Material provided:
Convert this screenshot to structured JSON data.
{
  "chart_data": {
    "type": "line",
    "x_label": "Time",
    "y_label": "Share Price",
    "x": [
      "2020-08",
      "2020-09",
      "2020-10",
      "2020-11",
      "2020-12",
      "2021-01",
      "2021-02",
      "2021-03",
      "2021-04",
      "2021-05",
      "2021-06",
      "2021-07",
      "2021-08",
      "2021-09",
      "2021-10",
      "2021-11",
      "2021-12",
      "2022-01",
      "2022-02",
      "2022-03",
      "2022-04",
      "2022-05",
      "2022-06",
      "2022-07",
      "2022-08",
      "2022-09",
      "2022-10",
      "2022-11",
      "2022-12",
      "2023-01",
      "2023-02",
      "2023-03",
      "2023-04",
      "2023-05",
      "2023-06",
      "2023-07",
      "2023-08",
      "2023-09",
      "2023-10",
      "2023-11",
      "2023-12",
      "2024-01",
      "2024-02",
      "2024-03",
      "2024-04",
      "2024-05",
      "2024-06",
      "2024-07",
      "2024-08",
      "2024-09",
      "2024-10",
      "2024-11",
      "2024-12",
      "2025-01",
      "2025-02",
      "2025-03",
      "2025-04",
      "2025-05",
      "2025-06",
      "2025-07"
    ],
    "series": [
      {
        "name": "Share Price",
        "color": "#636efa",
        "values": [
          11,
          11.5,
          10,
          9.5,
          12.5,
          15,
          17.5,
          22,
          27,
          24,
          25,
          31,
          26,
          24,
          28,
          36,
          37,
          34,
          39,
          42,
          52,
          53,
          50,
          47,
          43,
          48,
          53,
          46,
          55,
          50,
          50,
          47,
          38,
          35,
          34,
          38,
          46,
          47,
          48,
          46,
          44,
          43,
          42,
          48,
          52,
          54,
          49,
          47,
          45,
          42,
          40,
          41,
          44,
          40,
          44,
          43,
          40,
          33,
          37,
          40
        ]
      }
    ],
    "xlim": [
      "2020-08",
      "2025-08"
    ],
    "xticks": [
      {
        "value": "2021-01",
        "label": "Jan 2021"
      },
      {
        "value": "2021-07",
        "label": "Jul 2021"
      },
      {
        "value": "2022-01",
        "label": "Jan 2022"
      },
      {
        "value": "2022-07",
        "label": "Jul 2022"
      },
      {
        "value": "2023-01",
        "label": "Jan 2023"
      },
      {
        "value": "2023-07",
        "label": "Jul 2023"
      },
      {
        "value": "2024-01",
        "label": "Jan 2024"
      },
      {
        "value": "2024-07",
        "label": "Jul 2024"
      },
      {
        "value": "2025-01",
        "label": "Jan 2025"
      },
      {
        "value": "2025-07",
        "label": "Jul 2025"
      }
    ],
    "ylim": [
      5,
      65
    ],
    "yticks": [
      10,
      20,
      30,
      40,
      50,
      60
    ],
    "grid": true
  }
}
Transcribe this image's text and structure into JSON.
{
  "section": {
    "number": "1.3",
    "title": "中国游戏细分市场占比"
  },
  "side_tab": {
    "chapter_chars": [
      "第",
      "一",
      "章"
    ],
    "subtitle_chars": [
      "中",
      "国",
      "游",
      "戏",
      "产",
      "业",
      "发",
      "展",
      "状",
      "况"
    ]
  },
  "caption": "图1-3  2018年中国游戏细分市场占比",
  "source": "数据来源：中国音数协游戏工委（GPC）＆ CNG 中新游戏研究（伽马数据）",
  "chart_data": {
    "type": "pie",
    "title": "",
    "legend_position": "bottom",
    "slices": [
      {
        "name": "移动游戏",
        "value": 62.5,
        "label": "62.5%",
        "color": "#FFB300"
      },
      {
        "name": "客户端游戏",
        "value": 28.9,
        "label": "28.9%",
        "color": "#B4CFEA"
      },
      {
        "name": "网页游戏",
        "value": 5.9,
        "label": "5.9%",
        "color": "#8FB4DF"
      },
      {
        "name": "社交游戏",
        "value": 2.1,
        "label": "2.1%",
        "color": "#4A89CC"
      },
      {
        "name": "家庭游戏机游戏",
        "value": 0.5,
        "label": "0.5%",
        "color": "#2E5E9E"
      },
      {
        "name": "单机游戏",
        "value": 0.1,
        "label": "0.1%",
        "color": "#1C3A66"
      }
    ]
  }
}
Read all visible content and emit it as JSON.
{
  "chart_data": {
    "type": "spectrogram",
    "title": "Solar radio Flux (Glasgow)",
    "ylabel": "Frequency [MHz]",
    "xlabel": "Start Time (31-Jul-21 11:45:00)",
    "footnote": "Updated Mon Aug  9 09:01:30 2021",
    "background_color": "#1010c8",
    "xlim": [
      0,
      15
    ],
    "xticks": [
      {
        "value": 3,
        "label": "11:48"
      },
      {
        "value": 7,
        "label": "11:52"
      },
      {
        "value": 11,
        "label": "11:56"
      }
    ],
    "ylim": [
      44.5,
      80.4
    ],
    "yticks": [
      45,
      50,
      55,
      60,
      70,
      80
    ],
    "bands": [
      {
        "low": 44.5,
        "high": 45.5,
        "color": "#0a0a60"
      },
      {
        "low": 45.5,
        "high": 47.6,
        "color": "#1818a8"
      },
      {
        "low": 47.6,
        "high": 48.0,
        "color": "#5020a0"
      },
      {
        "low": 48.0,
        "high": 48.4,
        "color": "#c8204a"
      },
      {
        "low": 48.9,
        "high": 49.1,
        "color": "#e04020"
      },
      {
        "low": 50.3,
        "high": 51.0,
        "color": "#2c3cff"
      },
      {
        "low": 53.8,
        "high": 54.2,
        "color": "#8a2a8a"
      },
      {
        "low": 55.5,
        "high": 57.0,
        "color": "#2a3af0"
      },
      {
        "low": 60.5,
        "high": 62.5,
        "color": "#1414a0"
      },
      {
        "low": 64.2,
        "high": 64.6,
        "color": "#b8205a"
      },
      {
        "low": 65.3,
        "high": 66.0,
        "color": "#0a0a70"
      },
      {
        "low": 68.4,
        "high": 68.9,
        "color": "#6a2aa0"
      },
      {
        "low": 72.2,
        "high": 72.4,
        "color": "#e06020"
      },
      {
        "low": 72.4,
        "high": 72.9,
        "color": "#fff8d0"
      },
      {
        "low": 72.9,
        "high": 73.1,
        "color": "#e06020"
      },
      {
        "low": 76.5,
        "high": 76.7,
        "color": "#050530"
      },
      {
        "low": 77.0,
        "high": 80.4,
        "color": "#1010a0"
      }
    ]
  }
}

---

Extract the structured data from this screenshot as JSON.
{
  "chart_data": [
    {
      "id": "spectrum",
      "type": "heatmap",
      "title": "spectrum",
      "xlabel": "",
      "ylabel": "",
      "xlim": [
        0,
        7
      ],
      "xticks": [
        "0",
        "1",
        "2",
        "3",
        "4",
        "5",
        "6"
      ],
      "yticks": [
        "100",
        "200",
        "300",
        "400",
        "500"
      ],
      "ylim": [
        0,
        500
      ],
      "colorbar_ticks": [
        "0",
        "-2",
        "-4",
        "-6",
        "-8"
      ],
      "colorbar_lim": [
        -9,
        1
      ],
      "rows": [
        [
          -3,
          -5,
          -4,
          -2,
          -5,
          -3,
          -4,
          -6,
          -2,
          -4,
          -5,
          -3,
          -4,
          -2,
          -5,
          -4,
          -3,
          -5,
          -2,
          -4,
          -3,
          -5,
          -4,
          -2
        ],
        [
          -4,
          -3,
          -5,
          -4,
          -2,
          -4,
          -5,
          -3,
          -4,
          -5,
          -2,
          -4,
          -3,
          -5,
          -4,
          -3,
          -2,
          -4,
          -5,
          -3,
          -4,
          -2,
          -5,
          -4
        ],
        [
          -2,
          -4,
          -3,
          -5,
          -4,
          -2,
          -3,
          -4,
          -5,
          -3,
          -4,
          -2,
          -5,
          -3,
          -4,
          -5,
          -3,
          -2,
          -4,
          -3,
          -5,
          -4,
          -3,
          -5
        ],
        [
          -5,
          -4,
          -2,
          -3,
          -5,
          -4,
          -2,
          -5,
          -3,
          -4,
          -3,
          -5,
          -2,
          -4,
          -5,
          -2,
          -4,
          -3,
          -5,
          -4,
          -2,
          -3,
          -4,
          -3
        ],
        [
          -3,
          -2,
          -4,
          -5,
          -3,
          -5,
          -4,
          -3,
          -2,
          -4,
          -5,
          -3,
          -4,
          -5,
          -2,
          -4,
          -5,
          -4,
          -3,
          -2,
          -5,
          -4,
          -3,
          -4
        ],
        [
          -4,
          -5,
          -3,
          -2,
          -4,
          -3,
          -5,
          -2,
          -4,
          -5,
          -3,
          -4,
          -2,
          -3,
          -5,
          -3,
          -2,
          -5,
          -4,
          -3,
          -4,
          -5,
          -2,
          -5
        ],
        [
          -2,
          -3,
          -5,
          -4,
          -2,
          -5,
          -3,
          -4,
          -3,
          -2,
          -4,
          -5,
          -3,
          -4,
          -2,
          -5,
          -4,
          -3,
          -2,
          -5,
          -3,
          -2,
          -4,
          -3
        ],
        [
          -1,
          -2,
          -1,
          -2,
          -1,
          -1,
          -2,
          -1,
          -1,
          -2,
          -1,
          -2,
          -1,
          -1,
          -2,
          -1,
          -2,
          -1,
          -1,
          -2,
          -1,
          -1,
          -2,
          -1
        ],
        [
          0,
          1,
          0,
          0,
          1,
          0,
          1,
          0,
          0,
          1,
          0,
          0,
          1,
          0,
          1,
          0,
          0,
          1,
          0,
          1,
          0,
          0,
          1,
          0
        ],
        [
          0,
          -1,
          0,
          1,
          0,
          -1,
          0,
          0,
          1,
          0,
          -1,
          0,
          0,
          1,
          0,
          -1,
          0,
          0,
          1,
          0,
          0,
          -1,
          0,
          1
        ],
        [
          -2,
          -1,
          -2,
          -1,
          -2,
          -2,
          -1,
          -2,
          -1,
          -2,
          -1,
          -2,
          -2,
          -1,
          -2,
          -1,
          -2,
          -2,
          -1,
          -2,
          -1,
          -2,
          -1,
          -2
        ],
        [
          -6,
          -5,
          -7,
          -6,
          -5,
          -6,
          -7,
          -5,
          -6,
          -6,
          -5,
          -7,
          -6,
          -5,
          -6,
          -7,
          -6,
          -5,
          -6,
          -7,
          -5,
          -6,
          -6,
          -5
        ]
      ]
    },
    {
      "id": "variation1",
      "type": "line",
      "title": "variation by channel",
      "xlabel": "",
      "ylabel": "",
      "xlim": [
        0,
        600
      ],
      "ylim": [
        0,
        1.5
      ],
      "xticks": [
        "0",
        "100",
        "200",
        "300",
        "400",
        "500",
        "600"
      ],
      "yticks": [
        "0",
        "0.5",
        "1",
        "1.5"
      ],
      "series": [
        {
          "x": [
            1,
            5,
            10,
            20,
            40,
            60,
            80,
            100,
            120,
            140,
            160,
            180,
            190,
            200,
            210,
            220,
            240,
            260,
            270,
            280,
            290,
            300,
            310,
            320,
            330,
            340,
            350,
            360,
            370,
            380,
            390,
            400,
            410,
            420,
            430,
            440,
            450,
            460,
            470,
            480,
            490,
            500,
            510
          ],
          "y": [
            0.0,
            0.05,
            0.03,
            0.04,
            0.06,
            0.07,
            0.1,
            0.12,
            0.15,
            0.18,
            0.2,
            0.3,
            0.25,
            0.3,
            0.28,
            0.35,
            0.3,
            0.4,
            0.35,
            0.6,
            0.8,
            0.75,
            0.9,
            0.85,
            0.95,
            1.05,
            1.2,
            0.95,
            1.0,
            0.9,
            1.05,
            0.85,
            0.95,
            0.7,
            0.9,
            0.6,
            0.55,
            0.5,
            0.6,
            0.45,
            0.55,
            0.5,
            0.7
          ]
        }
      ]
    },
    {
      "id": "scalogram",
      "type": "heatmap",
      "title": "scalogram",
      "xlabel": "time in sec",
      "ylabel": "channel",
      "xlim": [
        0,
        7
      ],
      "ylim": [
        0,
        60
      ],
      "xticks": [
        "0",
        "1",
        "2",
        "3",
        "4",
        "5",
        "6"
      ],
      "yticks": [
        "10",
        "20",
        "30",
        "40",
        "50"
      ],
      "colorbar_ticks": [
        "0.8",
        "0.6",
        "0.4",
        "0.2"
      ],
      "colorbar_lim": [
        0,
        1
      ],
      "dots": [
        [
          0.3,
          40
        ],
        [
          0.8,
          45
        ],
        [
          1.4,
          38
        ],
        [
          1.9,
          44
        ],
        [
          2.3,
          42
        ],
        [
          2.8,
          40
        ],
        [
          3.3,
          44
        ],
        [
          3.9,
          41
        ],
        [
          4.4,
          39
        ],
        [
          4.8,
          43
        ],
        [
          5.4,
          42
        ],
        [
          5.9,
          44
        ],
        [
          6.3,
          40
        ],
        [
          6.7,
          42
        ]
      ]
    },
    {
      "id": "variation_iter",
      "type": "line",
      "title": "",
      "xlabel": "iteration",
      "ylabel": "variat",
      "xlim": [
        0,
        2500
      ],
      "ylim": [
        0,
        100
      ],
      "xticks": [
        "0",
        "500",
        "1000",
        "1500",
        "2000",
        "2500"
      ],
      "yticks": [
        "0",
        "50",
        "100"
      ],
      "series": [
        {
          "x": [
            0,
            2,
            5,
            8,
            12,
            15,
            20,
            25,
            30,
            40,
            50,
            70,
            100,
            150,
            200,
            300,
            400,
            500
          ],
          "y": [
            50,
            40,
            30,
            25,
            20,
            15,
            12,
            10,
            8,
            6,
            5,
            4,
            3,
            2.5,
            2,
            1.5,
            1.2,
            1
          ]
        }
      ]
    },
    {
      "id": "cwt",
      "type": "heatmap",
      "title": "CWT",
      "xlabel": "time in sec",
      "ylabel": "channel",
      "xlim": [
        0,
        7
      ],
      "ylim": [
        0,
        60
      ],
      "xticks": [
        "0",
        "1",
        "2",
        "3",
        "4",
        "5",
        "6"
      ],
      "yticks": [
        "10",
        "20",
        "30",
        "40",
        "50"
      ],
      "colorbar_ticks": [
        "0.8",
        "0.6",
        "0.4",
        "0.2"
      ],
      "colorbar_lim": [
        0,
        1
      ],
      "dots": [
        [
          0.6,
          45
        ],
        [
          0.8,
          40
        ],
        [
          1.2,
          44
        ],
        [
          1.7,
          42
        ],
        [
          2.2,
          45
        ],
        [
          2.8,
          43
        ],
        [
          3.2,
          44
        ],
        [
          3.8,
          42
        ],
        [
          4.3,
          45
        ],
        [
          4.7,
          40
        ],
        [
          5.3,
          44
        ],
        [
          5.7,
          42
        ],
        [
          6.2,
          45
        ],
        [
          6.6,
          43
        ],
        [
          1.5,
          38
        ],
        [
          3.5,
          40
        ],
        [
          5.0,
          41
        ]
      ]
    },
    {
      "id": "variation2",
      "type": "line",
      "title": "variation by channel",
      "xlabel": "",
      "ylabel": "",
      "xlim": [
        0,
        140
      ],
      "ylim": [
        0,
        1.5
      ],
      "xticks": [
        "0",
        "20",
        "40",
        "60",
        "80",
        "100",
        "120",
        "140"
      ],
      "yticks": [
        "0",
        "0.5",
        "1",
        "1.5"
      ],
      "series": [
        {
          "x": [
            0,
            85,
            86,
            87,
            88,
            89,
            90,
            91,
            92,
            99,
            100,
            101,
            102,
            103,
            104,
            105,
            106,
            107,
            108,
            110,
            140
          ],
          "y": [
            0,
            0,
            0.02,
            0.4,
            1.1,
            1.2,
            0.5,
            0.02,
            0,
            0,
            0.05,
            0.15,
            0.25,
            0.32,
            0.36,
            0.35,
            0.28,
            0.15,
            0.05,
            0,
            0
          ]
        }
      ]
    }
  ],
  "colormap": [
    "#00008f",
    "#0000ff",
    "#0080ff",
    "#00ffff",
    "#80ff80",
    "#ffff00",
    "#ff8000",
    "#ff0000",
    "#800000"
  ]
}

Given request:
Your reply is one number: how many lines of the records above contain the word "Share".

Complete answer:
2